** Extracted data entries **
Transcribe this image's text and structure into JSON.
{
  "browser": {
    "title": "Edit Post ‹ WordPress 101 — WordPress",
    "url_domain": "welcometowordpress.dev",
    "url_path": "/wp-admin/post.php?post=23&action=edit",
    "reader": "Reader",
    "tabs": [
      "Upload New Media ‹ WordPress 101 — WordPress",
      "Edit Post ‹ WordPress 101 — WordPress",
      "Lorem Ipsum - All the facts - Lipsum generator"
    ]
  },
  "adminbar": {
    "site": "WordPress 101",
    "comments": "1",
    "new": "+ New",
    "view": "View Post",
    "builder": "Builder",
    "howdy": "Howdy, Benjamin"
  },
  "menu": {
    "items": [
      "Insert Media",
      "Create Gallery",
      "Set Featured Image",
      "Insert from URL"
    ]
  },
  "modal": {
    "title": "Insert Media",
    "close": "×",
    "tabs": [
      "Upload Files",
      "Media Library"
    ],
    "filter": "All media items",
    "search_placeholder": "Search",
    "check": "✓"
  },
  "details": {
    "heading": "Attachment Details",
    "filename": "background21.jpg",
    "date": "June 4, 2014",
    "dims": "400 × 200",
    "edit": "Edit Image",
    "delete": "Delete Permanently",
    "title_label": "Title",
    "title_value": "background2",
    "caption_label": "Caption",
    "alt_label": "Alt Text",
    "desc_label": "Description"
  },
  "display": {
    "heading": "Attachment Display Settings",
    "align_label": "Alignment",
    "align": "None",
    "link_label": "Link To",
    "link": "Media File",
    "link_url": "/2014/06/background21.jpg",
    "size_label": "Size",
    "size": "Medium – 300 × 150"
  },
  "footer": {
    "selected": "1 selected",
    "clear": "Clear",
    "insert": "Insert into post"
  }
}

** SET EXERCISE **
Write every record out again, unaltered.

** CORRECT RESULT **
Transcribe this image's text and structure into JSON.
{
  "browser": {
    "title": "Edit Post ‹ WordPress 101 — WordPress",
    "url_domain": "welcometowordpress.dev",
    "url_path": "/wp-admin/post.php?post=23&action=edit",
    "reader": "Reader",
    "tabs": [
      "Upload New Media ‹ WordPress 101 — WordPress",
      "Edit Post ‹ WordPress 101 — WordPress",
      "Lorem Ipsum - All the facts - Lipsum generator"
    ]
  },
  "adminbar": {
    "site": "WordPress 101",
    "comments": "1",
    "new": "+ New",
    "view": "View Post",
    "builder": "Builder",
    "howdy": "Howdy, Benjamin"
  },
  "menu": {
    "items": [
      "Insert Media",
      "Create Gallery",
      "Set Featured Image",
      "Insert from URL"
    ]
  },
  "modal": {
    "title": "Insert Media",
    "close": "×",
    "tabs": [
      "Upload Files",
      "Media Library"
    ],
    "filter": "All media items",
    "search_placeholder": "Search",
    "check": "✓"
  },
  "details": {
    "heading": "Attachment Details",
    "filename": "background21.jpg",
    "date": "June 4, 2014",
    "dims": "400 × 200",
    "edit": "Edit Image",
    "delete": "Delete Permanently",
    "title_label": "Title",
    "title_value": "background2",
    "caption_label": "Caption",
    "alt_label": "Alt Text",
    "desc_label": "Description"
  },
  "display": {
    "heading": "Attachment Display Settings",
    "align_label": "Alignment",
    "align": "None",
    "link_label": "Link To",
    "link": "Media File",
    "link_url": "/2014/06/background21.jpg",
    "size_label": "Size",
    "size": "Medium – 300 × 150"
  },
  "footer": {
    "selected": "1 selected",
    "clear": "Clear",
    "insert": "Insert into post"
  }
}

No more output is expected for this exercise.